◆ Task statement:
Below is some material; transcribe all of it exactly.

◆ Dataset records:

□ □ □

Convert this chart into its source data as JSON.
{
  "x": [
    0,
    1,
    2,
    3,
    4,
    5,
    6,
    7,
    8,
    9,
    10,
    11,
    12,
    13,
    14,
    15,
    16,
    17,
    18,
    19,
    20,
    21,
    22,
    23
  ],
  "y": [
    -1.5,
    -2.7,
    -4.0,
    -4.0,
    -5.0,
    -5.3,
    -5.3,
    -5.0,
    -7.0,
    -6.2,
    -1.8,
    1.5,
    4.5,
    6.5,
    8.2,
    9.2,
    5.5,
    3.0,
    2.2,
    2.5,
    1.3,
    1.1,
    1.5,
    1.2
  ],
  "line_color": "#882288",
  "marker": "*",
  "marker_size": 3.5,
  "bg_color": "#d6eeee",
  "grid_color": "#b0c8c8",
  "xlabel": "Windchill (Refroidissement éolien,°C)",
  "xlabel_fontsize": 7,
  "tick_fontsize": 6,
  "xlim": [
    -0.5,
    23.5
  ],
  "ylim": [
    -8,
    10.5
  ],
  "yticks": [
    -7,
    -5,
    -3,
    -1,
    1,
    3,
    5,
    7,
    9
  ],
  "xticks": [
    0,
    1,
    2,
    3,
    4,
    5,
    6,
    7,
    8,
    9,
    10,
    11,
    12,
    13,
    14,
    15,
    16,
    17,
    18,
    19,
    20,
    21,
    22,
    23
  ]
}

□ □ □

◆ Result for this task:
Convert this chart into its source data as JSON.
{
  "x": [
    0,
    1,
    2,
    3,
    4,
    5,
    6,
    7,
    8,
    9,
    10,
    11,
    12,
    13,
    14,
    15,
    16,
    17,
    18,
    19,
    20,
    21,
    22,
    23
  ],
  "y": [
    -1.5,
    -2.7,
    -4.0,
    -4.0,
    -5.0,
    -5.3,
    -5.3,
    -5.0,
    -7.0,
    -6.2,
    -1.8,
    1.5,
    4.5,
    6.5,
    8.2,
    9.2,
    5.5,
    3.0,
    2.2,
    2.5,
    1.3,
    1.1,
    1.5,
    1.2
  ],
  "line_color": "#882288",
  "marker": "*",
  "marker_size": 3.5,
  "bg_color": "#d6eeee",
  "grid_color": "#b0c8c8",
  "xlabel": "Windchill (Refroidissement éolien,°C)",
  "xlabel_fontsize": 7,
  "tick_fontsize": 6,
  "xlim": [
    -0.5,
    23.5
  ],
  "ylim": [
    -8,
    10.5
  ],
  "yticks": [
    -7,
    -5,
    -3,
    -1,
    1,
    3,
    5,
    7,
    9
  ],
  "xticks": [
    0,
    1,
    2,
    3,
    4,
    5,
    6,
    7,
    8,
    9,
    10,
    11,
    12,
    13,
    14,
    15,
    16,
    17,
    18,
    19,
    20,
    21,
    22,
    23
  ]
}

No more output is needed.